* Material for this exercise
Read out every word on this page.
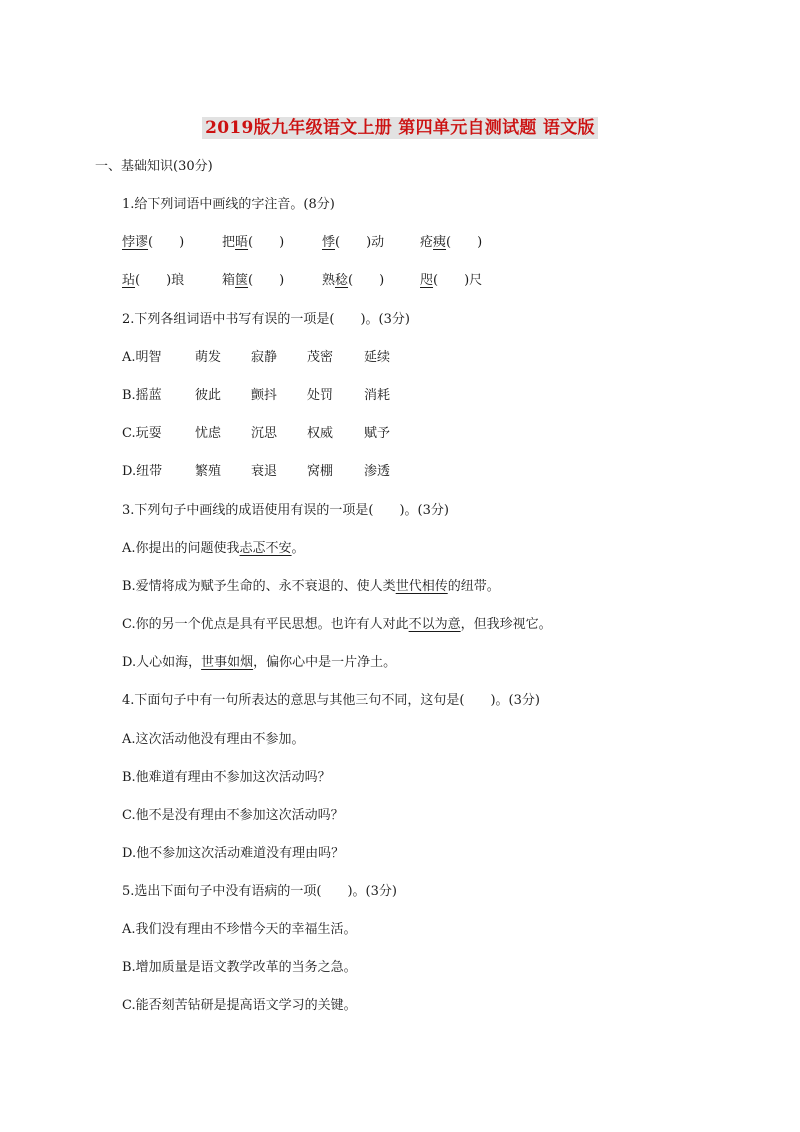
2019版九年级语文上册 第四单元自测试题 语文版
一、基础知识(30分)
1.给下列词语中画线的字注音。(8分)
悖谬(　　)	把晤(　　)	悸(　　)动	疮痍(　　)
玷(　　)琅	箱箧(　　)	熟稔(　　)	咫(　　)尺
2.下列各组词语中书写有误的一项是(　　)。(3分)
A.明智	萌发 寂静 茂密 延续
B.摇蓝	彼此 颤抖 处罚 消耗
C.玩耍	忧虑 沉思 权威 赋予
D.纽带	繁殖 衰退 窝棚 渗透
3.下列句子中画线的成语使用有误的一项是(　　)。(3分)
A.你提出的问题使我忐忑不安。
B.爱情将成为赋予生命的、永不衰退的、使人类世代相传的纽带。
C.你的另一个优点是具有平民思想。也许有人对此不以为意，但我珍视它。
D.人心如海，世事如烟，偏你心中是一片净土。
4.下面句子中有一句所表达的意思与其他三句不同，这句是(　　)。(3分)
A.这次活动他没有理由不参加。
B.他难道有理由不参加这次活动吗？
C.他不是没有理由不参加这次活动吗？
D.他不参加这次活动难道没有理由吗？
5.选出下面句子中没有语病的一项(　　)。(3分)
A.我们没有理由不珍惜今天的幸福生活。
B.增加质量是语文教学改革的当务之急。
C.能否刻苦钻研是提高语文学习的关键。
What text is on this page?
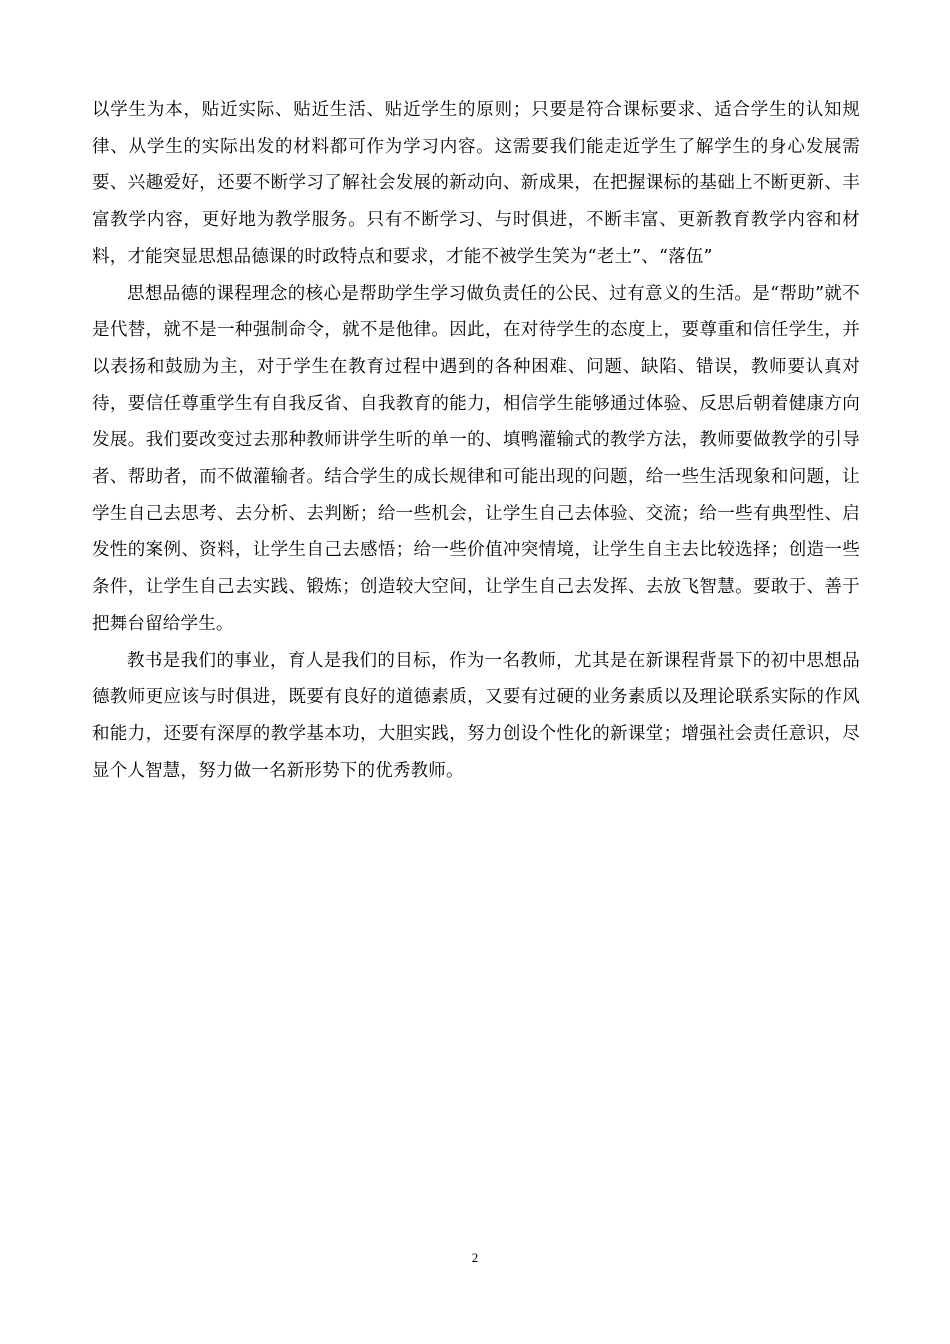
以学生为本，贴近实际、贴近生活、贴近学生的原则；只要是符合课标要求、适合学生的认知规律、从学生的实际出发的材料都可作为学习内容。这需要我们能走近学生了解学生的身心发展需要、兴趣爱好，还要不断学习了解社会发展的新动向、新成果，在把握课标的基础上不断更新、丰富教学内容，更好地为教学服务。只有不断学习、与时俱进，不断丰富、更新教育教学内容和材料，才能突显思想品德课的时政特点和要求，才能不被学生笑为“老土”、“落伍”

思想品德的课程理念的核心是帮助学生学习做负责任的公民、过有意义的生活。是“帮助”就不是代替，就不是一种强制命令，就不是他律。因此，在对待学生的态度上，要尊重和信任学生，并以表扬和鼓励为主，对于学生在教育过程中遇到的各种困难、问题、缺陷、错误，教师要认真对待，要信任尊重学生有自我反省、自我教育的能力，相信学生能够通过体验、反思后朝着健康方向发展。我们要改变过去那种教师讲学生听的单一的、填鸭灌输式的教学方法，教师要做教学的引导者、帮助者，而不做灌输者。结合学生的成长规律和可能出现的问题，给一些生活现象和问题，让学生自己去思考、去分析、去判断；给一些机会，让学生自己去体验、交流；给一些有典型性、启发性的案例、资料，让学生自己去感悟；给一些价值冲突情境，让学生自主去比较选择；创造一些条件，让学生自己去实践、锻炼；创造较大空间，让学生自己去发挥、去放飞智慧。要敢于、善于把舞台留给学生。

教书是我们的事业，育人是我们的目标，作为一名教师，尤其是在新课程背景下的初中思想品德教师更应该与时俱进，既要有良好的道德素质，又要有过硬的业务素质以及理论联系实际的作风和能力，还要有深厚的教学基本功，大胆实践，努力创设个性化的新课堂；增强社会责任意识，尽显个人智慧，努力做一名新形势下的优秀教师。

2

* Task directions
Verbatim reproduction of every record is required; images are left out.

* Solution to this task
Read out every word on this page.
2019版九年级语文上册 第四单元自测试题 语文版
一、基础知识(30分)
1.给下列词语中画线的字注音。(8分)
悖谬(　　)	把晤(　　)	悸(　　)动	疮痍(　　)
玷(　　)琅	箱箧(　　)	熟稔(　　)	咫(　　)尺
2.下列各组词语中书写有误的一项是(　　)。(3分)
A.明智	萌发 寂静 茂密 延续
B.摇蓝	彼此 颤抖 处罚 消耗
C.玩耍	忧虑 沉思 权威 赋予
D.纽带	繁殖 衰退 窝棚 渗透
3.下列句子中画线的成语使用有误的一项是(　　)。(3分)
A.你提出的问题使我忐忑不安。
B.爱情将成为赋予生命的、永不衰退的、使人类世代相传的纽带。
C.你的另一个优点是具有平民思想。也许有人对此不以为意，但我珍视它。
D.人心如海，世事如烟，偏你心中是一片净土。
4.下面句子中有一句所表达的意思与其他三句不同，这句是(　　)。(3分)
A.这次活动他没有理由不参加。
B.他难道有理由不参加这次活动吗？
C.他不是没有理由不参加这次活动吗？
D.他不参加这次活动难道没有理由吗？
5.选出下面句子中没有语病的一项(　　)。(3分)
A.我们没有理由不珍惜今天的幸福生活。
B.增加质量是语文教学改革的当务之急。
C.能否刻苦钻研是提高语文学习的关键。
What text is on this page?
以学生为本，贴近实际、贴近生活、贴近学生的原则；只要是符合课标要求、适合学生的认知规律、从学生的实际出发的材料都可作为学习内容。这需要我们能走近学生了解学生的身心发展需要、兴趣爱好，还要不断学习了解社会发展的新动向、新成果，在把握课标的基础上不断更新、丰富教学内容，更好地为教学服务。只有不断学习、与时俱进，不断丰富、更新教育教学内容和材料，才能突显思想品德课的时政特点和要求，才能不被学生笑为“老土”、“落伍”

思想品德的课程理念的核心是帮助学生学习做负责任的公民、过有意义的生活。是“帮助”就不是代替，就不是一种强制命令，就不是他律。因此，在对待学生的态度上，要尊重和信任学生，并以表扬和鼓励为主，对于学生在教育过程中遇到的各种困难、问题、缺陷、错误，教师要认真对待，要信任尊重学生有自我反省、自我教育的能力，相信学生能够通过体验、反思后朝着健康方向发展。我们要改变过去那种教师讲学生听的单一的、填鸭灌输式的教学方法，教师要做教学的引导者、帮助者，而不做灌输者。结合学生的成长规律和可能出现的问题，给一些生活现象和问题，让学生自己去思考、去分析、去判断；给一些机会，让学生自己去体验、交流；给一些有典型性、启发性的案例、资料，让学生自己去感悟；给一些价值冲突情境，让学生自主去比较选择；创造一些条件，让学生自己去实践、锻炼；创造较大空间，让学生自己去发挥、去放飞智慧。要敢于、善于把舞台留给学生。

教书是我们的事业，育人是我们的目标，作为一名教师，尤其是在新课程背景下的初中思想品德教师更应该与时俱进，既要有良好的道德素质，又要有过硬的业务素质以及理论联系实际的作风和能力，还要有深厚的教学基本功，大胆实践，努力创设个性化的新课堂；增强社会责任意识，尽显个人智慧，努力做一名新形势下的优秀教师。

2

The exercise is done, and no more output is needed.